- [Requirement] What lines of the material below include the string "Institute"? Copy all of them.

- [Material to process]
BEGIN

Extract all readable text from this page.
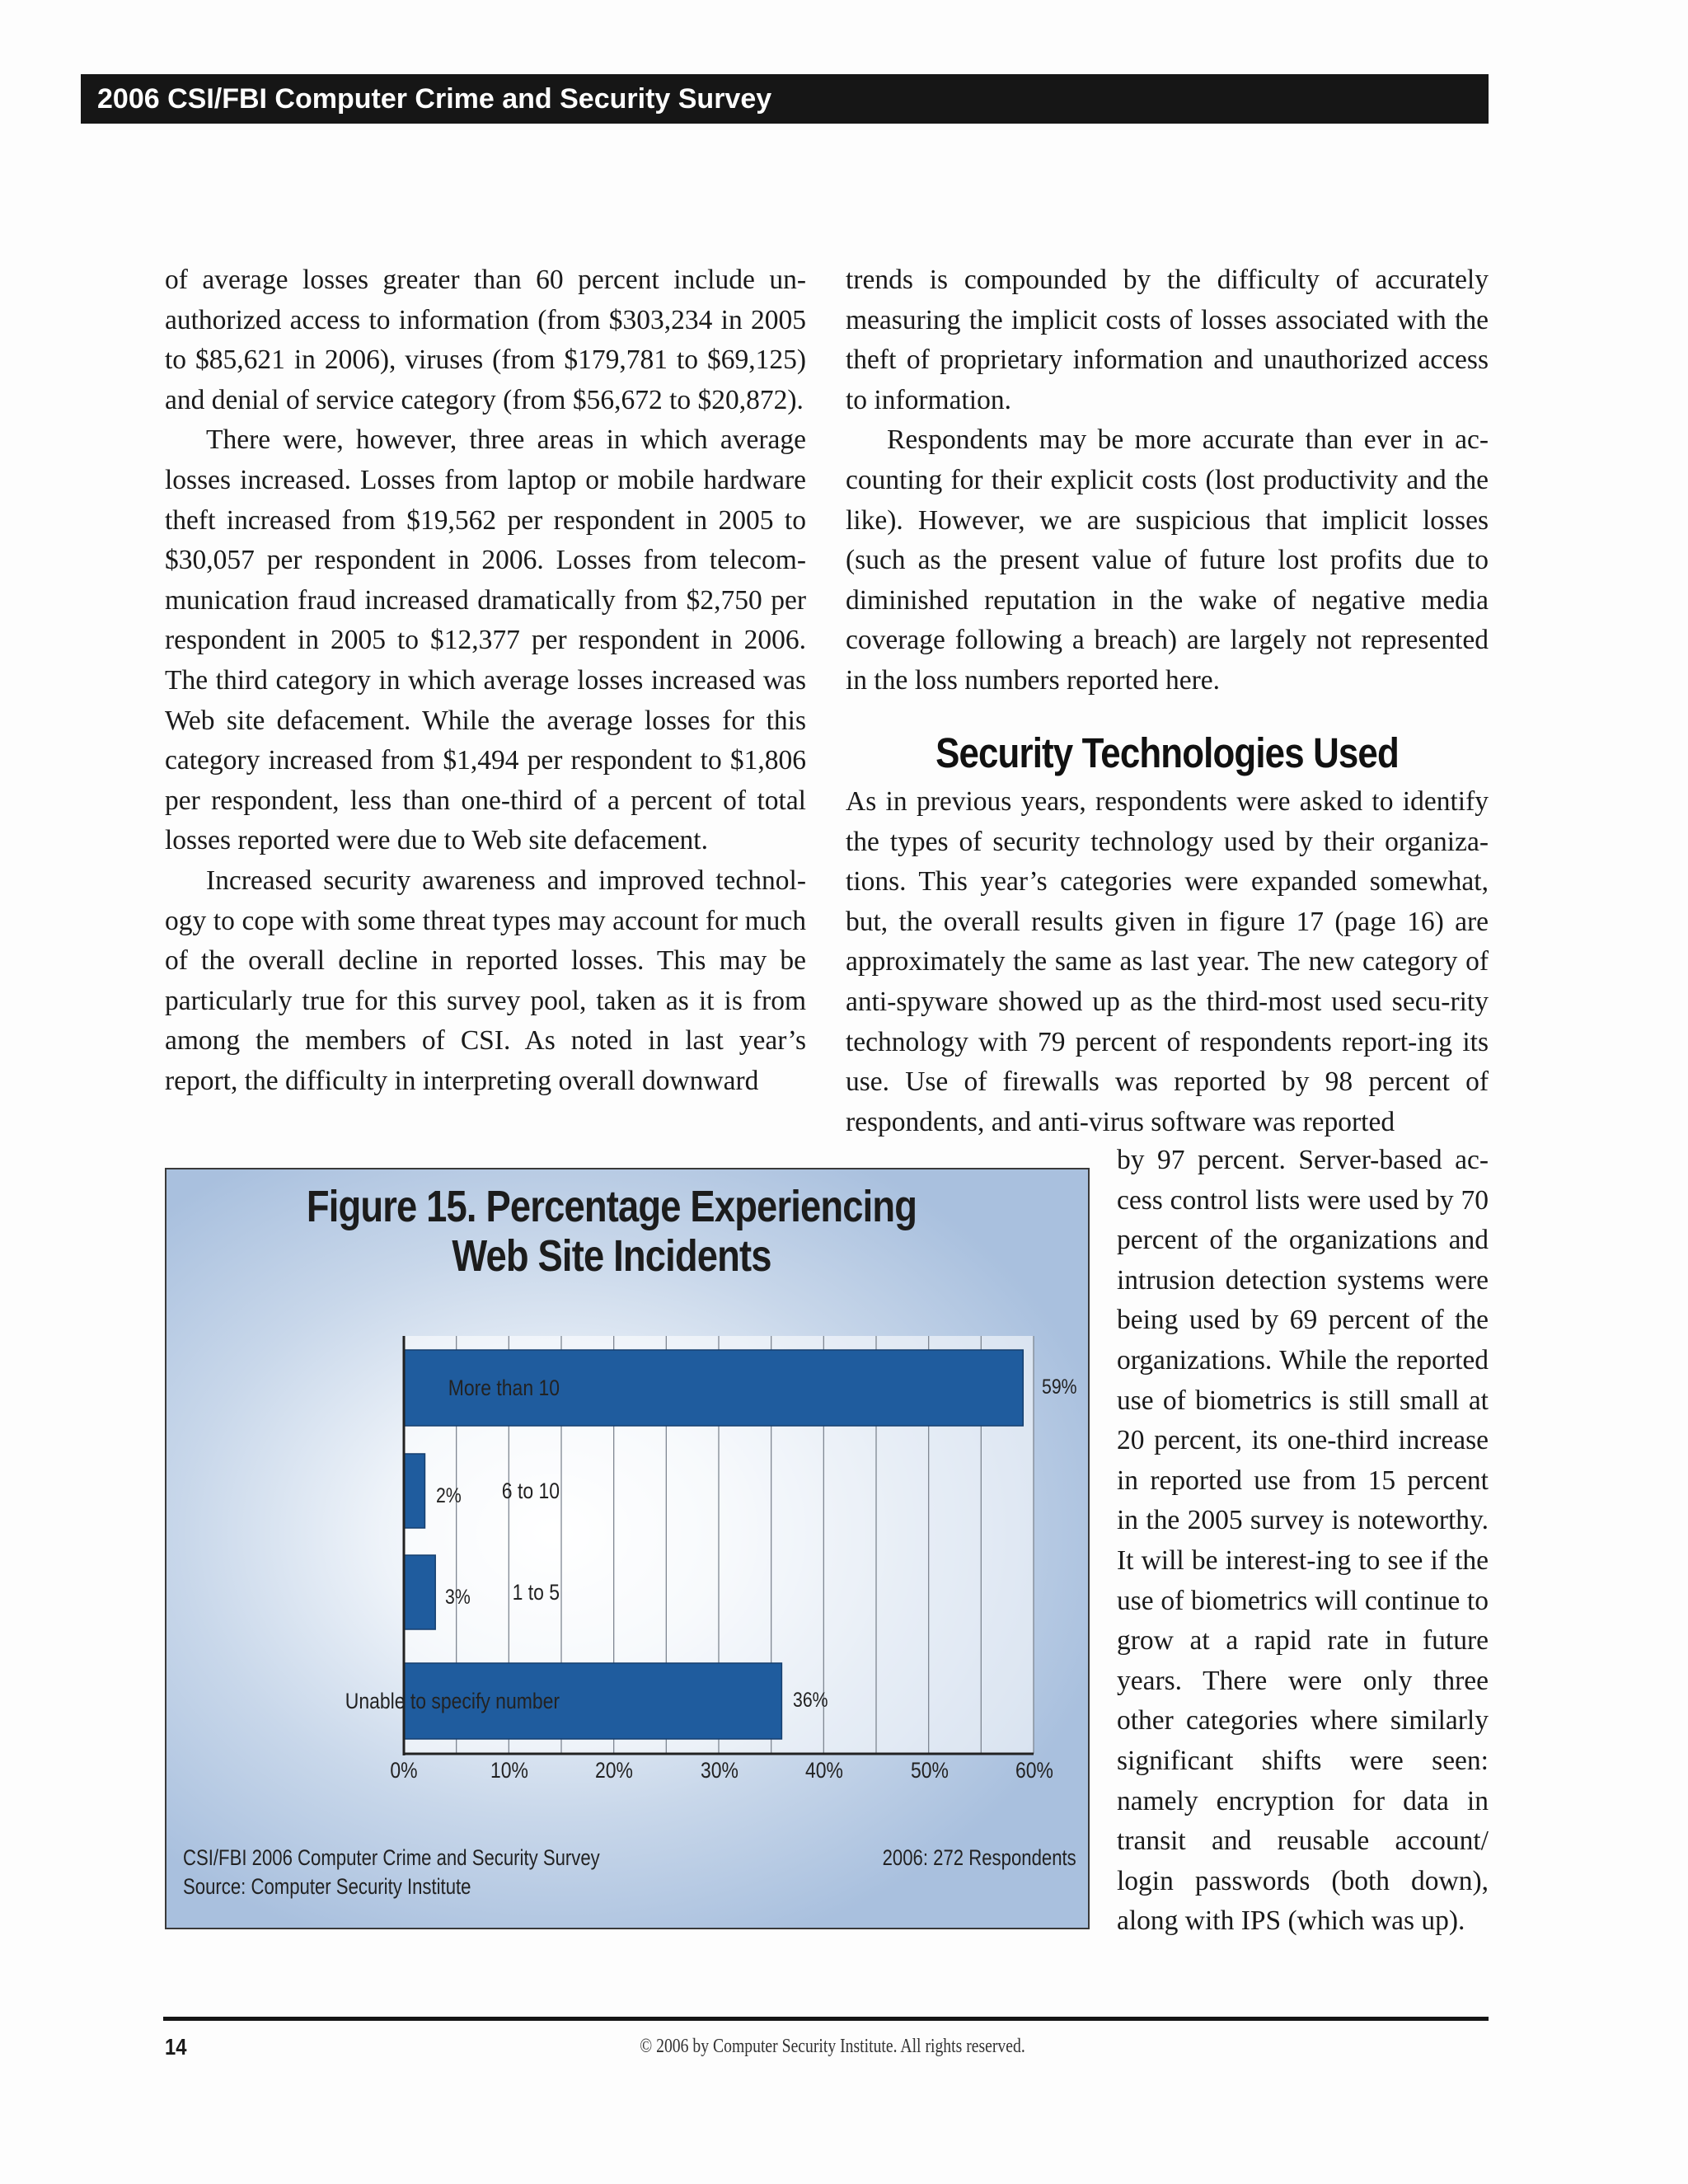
2006 CSI/FBI Computer Crime and Security Survey

of average losses greater than 60 percent include un-authorized access to information (from $303,234 in 2005 to $85,621 in 2006), viruses (from $179,781 to $69,125) and denial of service category (from $56,672 to $20,872).

There were, however, three areas in which average losses increased. Losses from laptop or mobile hardware theft increased from $19,562 per respondent in 2005 to $30,057 per respondent in 2006. Losses from telecom-munication fraud increased dramatically from $2,750 per respondent in 2005 to $12,377 per respondent in 2006. The third category in which average losses increased was Web site defacement. While the average losses for this category increased from $1,494 per respondent to $1,806 per respondent, less than one-third of a percent of total losses reported were due to Web site defacement.

Increased security awareness and improved technol-ogy to cope with some threat types may account for much of the overall decline in reported losses. This may be particularly true for this survey pool, taken as it is from among the members of CSI. As noted in last year’s report, the difficulty in interpreting overall downward

trends is compounded by the difficulty of accurately measuring the implicit costs of losses associated with the theft of proprietary information and unauthorized access to information.

Respondents may be more accurate than ever in ac-counting for their explicit costs (lost productivity and the like). However, we are suspicious that implicit losses (such as the present value of future lost profits due to diminished reputation in the wake of negative media coverage following a breach) are largely not represented in the loss numbers reported here.

Security Technologies Used

As in previous years, respondents were asked to identify the types of security technology used by their organiza-tions. This year’s categories were expanded somewhat, but, the overall results given in figure 17 (page 16) are approximately the same as last year. The new category of anti-spyware showed up as the third-most used secu-rity technology with 79 percent of respondents report-ing its use. Use of firewalls was reported by 98 percent of respondents, and anti-virus software was reported

by 97 percent. Server-based ac-cess control lists were used by 70 percent of the organizations and intrusion detection systems were being used by 69 percent of the organizations. While the reported use of biometrics is still small at 20 percent, its one-third increase in reported use from 15 percent in the 2005 survey is noteworthy. It will be interest-ing to see if the use of biometrics will continue to grow at a rapid rate in future years. There were only three other categories where similarly significant shifts were seen: namely encryption for data in transit and reusable account/ login passwords (both down), along with IPS (which was up).

Figure 15. Percentage Experiencing
Web Site Incidents
More than 10
6 to 10
1 to 5
Unable to specify number
59%
2%
3%
36%
0%	10%	20%	30%	40%	50%	60%
CSI/FBI 2006 Computer Crime and Security Survey
Source: Computer Security Institute
2006: 272 Respondents
14	© 2006 by Computer Security Institute. All rights reserved.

END

- [Reply to the task]
Source: Computer Security Institute
14	© 2006 by Computer Security Institute. All rights reserved.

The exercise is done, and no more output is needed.